**Goal:**
Filter out everything except lines holding "JSON".

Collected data
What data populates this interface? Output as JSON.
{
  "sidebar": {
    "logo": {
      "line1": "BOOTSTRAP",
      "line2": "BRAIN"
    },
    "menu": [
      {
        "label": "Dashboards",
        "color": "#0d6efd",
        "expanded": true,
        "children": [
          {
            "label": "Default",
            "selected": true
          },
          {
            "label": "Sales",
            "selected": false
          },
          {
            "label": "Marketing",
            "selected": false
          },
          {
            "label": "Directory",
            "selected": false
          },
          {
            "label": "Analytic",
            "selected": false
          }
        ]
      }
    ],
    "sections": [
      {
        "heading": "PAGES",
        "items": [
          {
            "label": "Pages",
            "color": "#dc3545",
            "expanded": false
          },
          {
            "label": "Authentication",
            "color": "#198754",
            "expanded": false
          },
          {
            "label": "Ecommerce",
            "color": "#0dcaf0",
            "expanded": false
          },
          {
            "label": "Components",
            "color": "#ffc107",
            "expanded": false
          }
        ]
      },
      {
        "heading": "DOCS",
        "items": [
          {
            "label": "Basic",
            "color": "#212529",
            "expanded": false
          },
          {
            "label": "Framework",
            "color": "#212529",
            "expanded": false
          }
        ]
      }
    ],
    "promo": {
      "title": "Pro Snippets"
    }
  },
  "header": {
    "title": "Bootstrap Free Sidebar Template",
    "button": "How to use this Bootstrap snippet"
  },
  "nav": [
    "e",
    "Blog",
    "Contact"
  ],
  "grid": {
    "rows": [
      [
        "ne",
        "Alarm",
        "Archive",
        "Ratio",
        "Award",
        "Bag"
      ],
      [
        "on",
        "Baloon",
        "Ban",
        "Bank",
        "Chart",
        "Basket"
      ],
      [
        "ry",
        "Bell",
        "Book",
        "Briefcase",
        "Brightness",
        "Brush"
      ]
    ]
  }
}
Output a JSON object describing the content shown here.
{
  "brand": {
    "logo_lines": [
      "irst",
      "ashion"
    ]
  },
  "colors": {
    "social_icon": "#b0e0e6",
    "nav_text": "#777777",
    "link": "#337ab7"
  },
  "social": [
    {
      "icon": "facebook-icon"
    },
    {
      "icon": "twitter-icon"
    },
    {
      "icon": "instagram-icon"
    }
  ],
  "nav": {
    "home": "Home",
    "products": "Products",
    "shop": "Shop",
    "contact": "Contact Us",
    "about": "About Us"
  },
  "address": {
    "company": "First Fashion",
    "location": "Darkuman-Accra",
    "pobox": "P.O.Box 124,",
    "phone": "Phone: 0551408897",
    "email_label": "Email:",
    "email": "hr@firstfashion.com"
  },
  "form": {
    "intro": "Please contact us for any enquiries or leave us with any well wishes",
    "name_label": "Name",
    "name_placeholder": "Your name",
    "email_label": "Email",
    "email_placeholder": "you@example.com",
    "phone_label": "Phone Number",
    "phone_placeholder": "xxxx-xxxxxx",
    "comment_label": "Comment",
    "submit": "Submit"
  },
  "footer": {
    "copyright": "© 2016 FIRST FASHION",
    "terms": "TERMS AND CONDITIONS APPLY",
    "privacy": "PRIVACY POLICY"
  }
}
---
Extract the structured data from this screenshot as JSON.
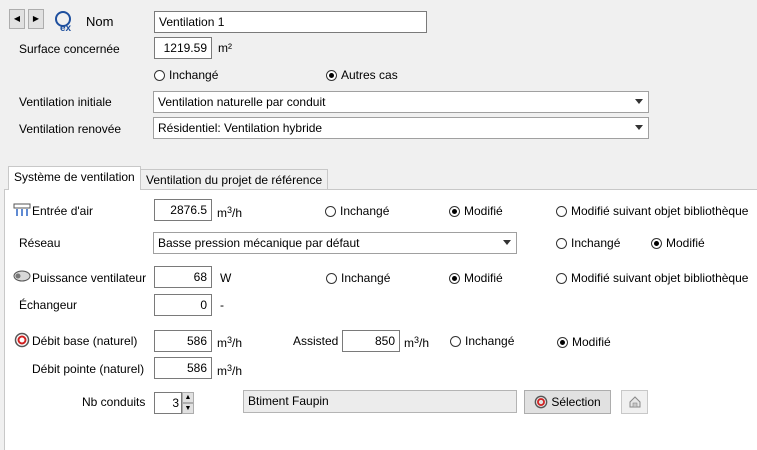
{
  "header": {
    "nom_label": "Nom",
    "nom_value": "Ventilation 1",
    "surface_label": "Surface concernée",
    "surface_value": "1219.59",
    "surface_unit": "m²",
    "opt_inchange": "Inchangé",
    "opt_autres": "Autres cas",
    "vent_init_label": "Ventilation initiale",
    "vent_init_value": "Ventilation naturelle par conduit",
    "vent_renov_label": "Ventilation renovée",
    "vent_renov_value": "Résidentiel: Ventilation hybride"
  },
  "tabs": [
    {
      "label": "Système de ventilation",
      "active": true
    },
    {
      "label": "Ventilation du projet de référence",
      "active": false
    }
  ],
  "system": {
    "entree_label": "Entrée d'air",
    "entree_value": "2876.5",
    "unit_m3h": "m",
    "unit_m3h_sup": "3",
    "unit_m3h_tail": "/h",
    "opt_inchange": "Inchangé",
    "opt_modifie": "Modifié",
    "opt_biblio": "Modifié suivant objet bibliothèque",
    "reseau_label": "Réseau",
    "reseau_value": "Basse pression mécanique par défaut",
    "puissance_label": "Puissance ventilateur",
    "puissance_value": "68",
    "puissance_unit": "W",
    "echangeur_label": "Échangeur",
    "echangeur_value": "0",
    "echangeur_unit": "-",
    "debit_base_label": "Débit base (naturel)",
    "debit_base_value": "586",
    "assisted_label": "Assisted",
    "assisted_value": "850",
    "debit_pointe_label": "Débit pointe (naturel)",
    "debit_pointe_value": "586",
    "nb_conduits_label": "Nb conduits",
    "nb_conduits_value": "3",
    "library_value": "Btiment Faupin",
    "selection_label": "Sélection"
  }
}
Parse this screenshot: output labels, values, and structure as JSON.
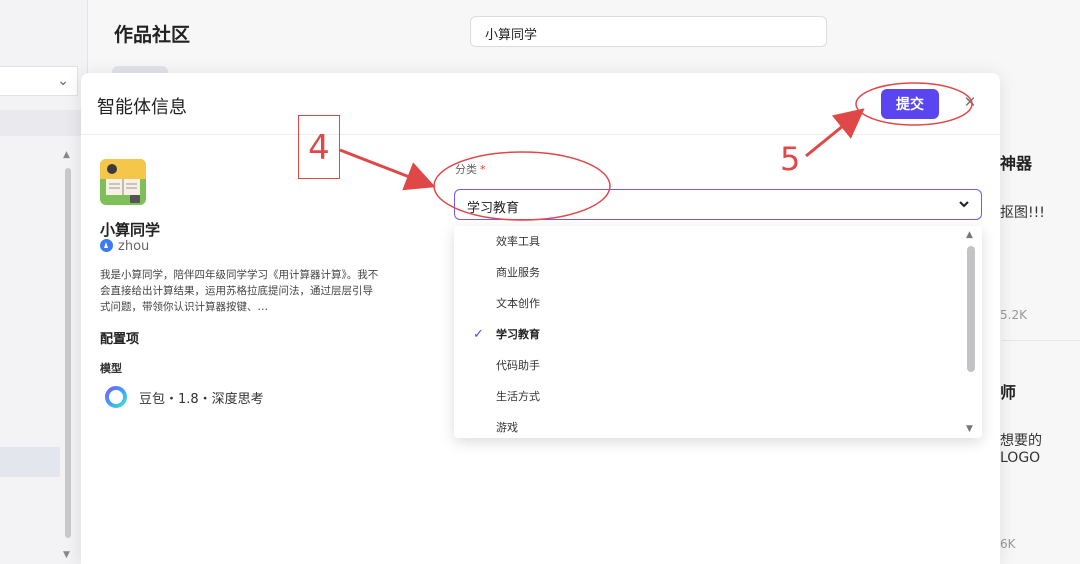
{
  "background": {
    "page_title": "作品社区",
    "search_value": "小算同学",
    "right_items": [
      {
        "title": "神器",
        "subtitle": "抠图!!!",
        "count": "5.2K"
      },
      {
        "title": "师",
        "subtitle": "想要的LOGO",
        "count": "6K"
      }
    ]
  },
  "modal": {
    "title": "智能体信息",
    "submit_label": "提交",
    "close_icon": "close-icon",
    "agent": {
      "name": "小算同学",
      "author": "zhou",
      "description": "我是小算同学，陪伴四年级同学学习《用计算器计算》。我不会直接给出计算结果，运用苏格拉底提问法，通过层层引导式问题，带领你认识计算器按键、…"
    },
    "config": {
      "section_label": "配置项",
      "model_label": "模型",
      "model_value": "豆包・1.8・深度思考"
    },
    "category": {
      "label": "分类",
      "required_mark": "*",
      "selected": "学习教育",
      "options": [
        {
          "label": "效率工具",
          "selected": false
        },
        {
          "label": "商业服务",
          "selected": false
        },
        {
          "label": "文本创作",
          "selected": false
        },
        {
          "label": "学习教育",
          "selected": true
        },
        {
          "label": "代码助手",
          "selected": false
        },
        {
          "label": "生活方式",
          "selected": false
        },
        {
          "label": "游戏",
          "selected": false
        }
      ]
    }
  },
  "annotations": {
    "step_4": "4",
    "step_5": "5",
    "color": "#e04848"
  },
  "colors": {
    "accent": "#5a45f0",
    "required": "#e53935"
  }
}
* * *
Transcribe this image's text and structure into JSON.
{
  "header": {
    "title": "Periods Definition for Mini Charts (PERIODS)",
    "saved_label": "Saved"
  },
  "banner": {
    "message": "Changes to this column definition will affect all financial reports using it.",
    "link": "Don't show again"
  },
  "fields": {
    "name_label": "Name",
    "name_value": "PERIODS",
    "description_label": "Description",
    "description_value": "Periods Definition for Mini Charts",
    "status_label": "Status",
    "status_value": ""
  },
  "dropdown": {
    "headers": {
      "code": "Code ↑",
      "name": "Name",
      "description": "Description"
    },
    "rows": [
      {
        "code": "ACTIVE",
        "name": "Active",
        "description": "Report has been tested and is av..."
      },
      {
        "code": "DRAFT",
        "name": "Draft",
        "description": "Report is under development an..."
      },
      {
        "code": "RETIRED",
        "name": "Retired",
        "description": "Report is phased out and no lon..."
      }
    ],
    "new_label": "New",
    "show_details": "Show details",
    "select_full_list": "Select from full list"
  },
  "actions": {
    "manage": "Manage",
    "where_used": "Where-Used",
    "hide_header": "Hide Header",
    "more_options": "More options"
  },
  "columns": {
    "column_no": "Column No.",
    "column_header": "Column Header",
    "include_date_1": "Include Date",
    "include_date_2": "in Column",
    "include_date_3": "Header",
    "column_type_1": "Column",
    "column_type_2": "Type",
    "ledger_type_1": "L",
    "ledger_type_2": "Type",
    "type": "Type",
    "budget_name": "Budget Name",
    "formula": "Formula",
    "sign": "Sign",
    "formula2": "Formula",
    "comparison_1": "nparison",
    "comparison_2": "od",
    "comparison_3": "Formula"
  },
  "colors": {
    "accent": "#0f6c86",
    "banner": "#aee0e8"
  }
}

**Task result:**
What data populates this interface? Output as JSON.
Output a JSON object describing the content shown here.
Extract the structured data from this screenshot as JSON.
Parse this screenshot: output labels, values, and structure as JSON.
Transcribe this image's text and structure into JSON.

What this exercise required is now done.